(Stored data entries)
● ● ● ● ●
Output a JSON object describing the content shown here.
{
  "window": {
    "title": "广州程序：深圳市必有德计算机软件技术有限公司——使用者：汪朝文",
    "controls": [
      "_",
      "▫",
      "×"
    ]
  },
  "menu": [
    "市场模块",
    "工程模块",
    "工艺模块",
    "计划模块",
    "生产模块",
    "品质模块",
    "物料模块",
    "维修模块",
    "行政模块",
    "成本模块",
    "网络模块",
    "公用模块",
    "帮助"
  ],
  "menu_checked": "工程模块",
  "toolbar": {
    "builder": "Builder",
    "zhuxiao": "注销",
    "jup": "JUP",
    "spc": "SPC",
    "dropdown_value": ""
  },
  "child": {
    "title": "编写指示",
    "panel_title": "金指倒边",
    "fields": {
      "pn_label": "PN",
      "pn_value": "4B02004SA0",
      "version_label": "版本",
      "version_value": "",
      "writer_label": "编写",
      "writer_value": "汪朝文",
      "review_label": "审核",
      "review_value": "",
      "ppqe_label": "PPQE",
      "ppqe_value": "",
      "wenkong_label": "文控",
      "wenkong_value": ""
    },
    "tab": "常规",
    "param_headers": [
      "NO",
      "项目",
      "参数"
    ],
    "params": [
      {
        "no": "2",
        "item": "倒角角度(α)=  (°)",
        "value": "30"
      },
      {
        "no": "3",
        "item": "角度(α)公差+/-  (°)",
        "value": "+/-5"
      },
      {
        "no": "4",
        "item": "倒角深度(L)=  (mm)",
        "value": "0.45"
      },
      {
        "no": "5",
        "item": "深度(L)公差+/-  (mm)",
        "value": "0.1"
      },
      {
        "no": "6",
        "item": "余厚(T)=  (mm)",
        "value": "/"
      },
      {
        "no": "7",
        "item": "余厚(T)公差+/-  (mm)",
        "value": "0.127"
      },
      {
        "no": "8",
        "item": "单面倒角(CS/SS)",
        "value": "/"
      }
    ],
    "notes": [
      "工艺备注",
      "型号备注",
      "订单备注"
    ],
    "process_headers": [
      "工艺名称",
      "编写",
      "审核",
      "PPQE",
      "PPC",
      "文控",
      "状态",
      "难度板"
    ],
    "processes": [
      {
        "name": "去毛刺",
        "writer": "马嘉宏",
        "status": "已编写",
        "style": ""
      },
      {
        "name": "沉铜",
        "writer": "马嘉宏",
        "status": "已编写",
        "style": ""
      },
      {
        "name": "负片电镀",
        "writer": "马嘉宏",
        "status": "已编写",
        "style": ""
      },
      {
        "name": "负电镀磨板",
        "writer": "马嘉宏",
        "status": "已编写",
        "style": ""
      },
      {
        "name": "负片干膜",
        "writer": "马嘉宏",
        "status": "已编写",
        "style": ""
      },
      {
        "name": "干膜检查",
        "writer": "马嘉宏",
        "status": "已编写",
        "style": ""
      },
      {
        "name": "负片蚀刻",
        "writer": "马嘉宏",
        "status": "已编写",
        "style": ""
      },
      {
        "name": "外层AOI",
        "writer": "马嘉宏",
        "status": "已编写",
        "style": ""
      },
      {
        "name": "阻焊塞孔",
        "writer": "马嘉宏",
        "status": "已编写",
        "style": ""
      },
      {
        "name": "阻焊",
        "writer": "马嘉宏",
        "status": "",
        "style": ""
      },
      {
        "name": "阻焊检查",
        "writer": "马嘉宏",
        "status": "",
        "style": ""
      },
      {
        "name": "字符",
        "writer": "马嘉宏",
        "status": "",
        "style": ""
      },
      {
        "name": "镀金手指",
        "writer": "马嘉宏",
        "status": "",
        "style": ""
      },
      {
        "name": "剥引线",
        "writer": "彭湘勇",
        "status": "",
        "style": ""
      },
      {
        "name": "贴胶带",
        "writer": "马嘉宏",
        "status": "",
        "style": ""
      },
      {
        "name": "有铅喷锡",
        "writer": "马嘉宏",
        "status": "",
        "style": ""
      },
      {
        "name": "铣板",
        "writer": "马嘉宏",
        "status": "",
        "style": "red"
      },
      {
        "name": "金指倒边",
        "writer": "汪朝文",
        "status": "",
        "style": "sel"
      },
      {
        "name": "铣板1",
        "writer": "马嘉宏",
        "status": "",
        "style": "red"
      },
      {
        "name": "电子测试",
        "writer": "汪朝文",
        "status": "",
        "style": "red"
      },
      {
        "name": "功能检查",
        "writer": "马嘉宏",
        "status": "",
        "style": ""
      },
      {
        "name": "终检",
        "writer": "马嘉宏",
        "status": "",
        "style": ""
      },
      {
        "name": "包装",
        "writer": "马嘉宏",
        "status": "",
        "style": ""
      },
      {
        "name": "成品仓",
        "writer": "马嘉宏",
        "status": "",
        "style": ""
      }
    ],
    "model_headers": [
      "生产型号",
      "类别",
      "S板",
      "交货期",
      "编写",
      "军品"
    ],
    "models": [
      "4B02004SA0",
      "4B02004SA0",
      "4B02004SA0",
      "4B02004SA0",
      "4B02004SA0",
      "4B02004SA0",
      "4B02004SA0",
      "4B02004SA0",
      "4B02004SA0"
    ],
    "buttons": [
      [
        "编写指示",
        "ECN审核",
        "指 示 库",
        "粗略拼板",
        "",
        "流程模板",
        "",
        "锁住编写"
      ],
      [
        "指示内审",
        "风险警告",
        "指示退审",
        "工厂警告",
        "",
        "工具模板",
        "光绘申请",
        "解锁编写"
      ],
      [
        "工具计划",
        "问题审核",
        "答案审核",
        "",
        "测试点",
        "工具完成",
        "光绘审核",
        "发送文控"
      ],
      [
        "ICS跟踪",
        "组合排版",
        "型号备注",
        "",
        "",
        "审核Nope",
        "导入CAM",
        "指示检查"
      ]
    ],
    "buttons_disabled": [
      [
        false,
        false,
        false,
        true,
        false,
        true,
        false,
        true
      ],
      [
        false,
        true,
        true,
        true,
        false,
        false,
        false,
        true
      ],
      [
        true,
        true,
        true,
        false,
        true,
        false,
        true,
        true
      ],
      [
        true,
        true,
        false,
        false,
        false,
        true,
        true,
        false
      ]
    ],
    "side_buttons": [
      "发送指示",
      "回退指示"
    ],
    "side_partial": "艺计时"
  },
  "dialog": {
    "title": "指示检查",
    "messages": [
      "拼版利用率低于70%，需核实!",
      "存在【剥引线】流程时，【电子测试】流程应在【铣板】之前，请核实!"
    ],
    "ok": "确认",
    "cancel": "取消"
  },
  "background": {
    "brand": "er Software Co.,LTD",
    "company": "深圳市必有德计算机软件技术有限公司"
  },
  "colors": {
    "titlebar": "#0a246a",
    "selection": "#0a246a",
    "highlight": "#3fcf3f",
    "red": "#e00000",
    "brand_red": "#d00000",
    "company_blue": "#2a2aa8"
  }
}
● ● ● ● ●
**The task**:
Set down every line of the listing above again, exactly as given.

**Response to this task**:
Output a JSON object describing the content shown here.
{
  "window": {
    "title": "广州程序：深圳市必有德计算机软件技术有限公司——使用者：汪朝文",
    "controls": [
      "_",
      "▫",
      "×"
    ]
  },
  "menu": [
    "市场模块",
    "工程模块",
    "工艺模块",
    "计划模块",
    "生产模块",
    "品质模块",
    "物料模块",
    "维修模块",
    "行政模块",
    "成本模块",
    "网络模块",
    "公用模块",
    "帮助"
  ],
  "menu_checked": "工程模块",
  "toolbar": {
    "builder": "Builder",
    "zhuxiao": "注销",
    "jup": "JUP",
    "spc": "SPC",
    "dropdown_value": ""
  },
  "child": {
    "title": "编写指示",
    "panel_title": "金指倒边",
    "fields": {
      "pn_label": "PN",
      "pn_value": "4B02004SA0",
      "version_label": "版本",
      "version_value": "",
      "writer_label": "编写",
      "writer_value": "汪朝文",
      "review_label": "审核",
      "review_value": "",
      "ppqe_label": "PPQE",
      "ppqe_value": "",
      "wenkong_label": "文控",
      "wenkong_value": ""
    },
    "tab": "常规",
    "param_headers": [
      "NO",
      "项目",
      "参数"
    ],
    "params": [
      {
        "no": "2",
        "item": "倒角角度(α)=  (°)",
        "value": "30"
      },
      {
        "no": "3",
        "item": "角度(α)公差+/-  (°)",
        "value": "+/-5"
      },
      {
        "no": "4",
        "item": "倒角深度(L)=  (mm)",
        "value": "0.45"
      },
      {
        "no": "5",
        "item": "深度(L)公差+/-  (mm)",
        "value": "0.1"
      },
      {
        "no": "6",
        "item": "余厚(T)=  (mm)",
        "value": "/"
      },
      {
        "no": "7",
        "item": "余厚(T)公差+/-  (mm)",
        "value": "0.127"
      },
      {
        "no": "8",
        "item": "单面倒角(CS/SS)",
        "value": "/"
      }
    ],
    "notes": [
      "工艺备注",
      "型号备注",
      "订单备注"
    ],
    "process_headers": [
      "工艺名称",
      "编写",
      "审核",
      "PPQE",
      "PPC",
      "文控",
      "状态",
      "难度板"
    ],
    "processes": [
      {
        "name": "去毛刺",
        "writer": "马嘉宏",
        "status": "已编写",
        "style": ""
      },
      {
        "name": "沉铜",
        "writer": "马嘉宏",
        "status": "已编写",
        "style": ""
      },
      {
        "name": "负片电镀",
        "writer": "马嘉宏",
        "status": "已编写",
        "style": ""
      },
      {
        "name": "负电镀磨板",
        "writer": "马嘉宏",
        "status": "已编写",
        "style": ""
      },
      {
        "name": "负片干膜",
        "writer": "马嘉宏",
        "status": "已编写",
        "style": ""
      },
      {
        "name": "干膜检查",
        "writer": "马嘉宏",
        "status": "已编写",
        "style": ""
      },
      {
        "name": "负片蚀刻",
        "writer": "马嘉宏",
        "status": "已编写",
        "style": ""
      },
      {
        "name": "外层AOI",
        "writer": "马嘉宏",
        "status": "已编写",
        "style": ""
      },
      {
        "name": "阻焊塞孔",
        "writer": "马嘉宏",
        "status": "已编写",
        "style": ""
      },
      {
        "name": "阻焊",
        "writer": "马嘉宏",
        "status": "",
        "style": ""
      },
      {
        "name": "阻焊检查",
        "writer": "马嘉宏",
        "status": "",
        "style": ""
      },
      {
        "name": "字符",
        "writer": "马嘉宏",
        "status": "",
        "style": ""
      },
      {
        "name": "镀金手指",
        "writer": "马嘉宏",
        "status": "",
        "style": ""
      },
      {
        "name": "剥引线",
        "writer": "彭湘勇",
        "status": "",
        "style": ""
      },
      {
        "name": "贴胶带",
        "writer": "马嘉宏",
        "status": "",
        "style": ""
      },
      {
        "name": "有铅喷锡",
        "writer": "马嘉宏",
        "status": "",
        "style": ""
      },
      {
        "name": "铣板",
        "writer": "马嘉宏",
        "status": "",
        "style": "red"
      },
      {
        "name": "金指倒边",
        "writer": "汪朝文",
        "status": "",
        "style": "sel"
      },
      {
        "name": "铣板1",
        "writer": "马嘉宏",
        "status": "",
        "style": "red"
      },
      {
        "name": "电子测试",
        "writer": "汪朝文",
        "status": "",
        "style": "red"
      },
      {
        "name": "功能检查",
        "writer": "马嘉宏",
        "status": "",
        "style": ""
      },
      {
        "name": "终检",
        "writer": "马嘉宏",
        "status": "",
        "style": ""
      },
      {
        "name": "包装",
        "writer": "马嘉宏",
        "status": "",
        "style": ""
      },
      {
        "name": "成品仓",
        "writer": "马嘉宏",
        "status": "",
        "style": ""
      }
    ],
    "model_headers": [
      "生产型号",
      "类别",
      "S板",
      "交货期",
      "编写",
      "军品"
    ],
    "models": [
      "4B02004SA0",
      "4B02004SA0",
      "4B02004SA0",
      "4B02004SA0",
      "4B02004SA0",
      "4B02004SA0",
      "4B02004SA0",
      "4B02004SA0",
      "4B02004SA0"
    ],
    "buttons": [
      [
        "编写指示",
        "ECN审核",
        "指 示 库",
        "粗略拼板",
        "",
        "流程模板",
        "",
        "锁住编写"
      ],
      [
        "指示内审",
        "风险警告",
        "指示退审",
        "工厂警告",
        "",
        "工具模板",
        "光绘申请",
        "解锁编写"
      ],
      [
        "工具计划",
        "问题审核",
        "答案审核",
        "",
        "测试点",
        "工具完成",
        "光绘审核",
        "发送文控"
      ],
      [
        "ICS跟踪",
        "组合排版",
        "型号备注",
        "",
        "",
        "审核Nope",
        "导入CAM",
        "指示检查"
      ]
    ],
    "buttons_disabled": [
      [
        false,
        false,
        false,
        true,
        false,
        true,
        false,
        true
      ],
      [
        false,
        true,
        true,
        true,
        false,
        false,
        false,
        true
      ],
      [
        true,
        true,
        true,
        false,
        true,
        false,
        true,
        true
      ],
      [
        true,
        true,
        false,
        false,
        false,
        true,
        true,
        false
      ]
    ],
    "side_buttons": [
      "发送指示",
      "回退指示"
    ],
    "side_partial": "艺计时"
  },
  "dialog": {
    "title": "指示检查",
    "messages": [
      "拼版利用率低于70%，需核实!",
      "存在【剥引线】流程时，【电子测试】流程应在【铣板】之前，请核实!"
    ],
    "ok": "确认",
    "cancel": "取消"
  },
  "background": {
    "brand": "er Software Co.,LTD",
    "company": "深圳市必有德计算机软件技术有限公司"
  },
  "colors": {
    "titlebar": "#0a246a",
    "selection": "#0a246a",
    "highlight": "#3fcf3f",
    "red": "#e00000",
    "brand_red": "#d00000",
    "company_blue": "#2a2aa8"
  }
}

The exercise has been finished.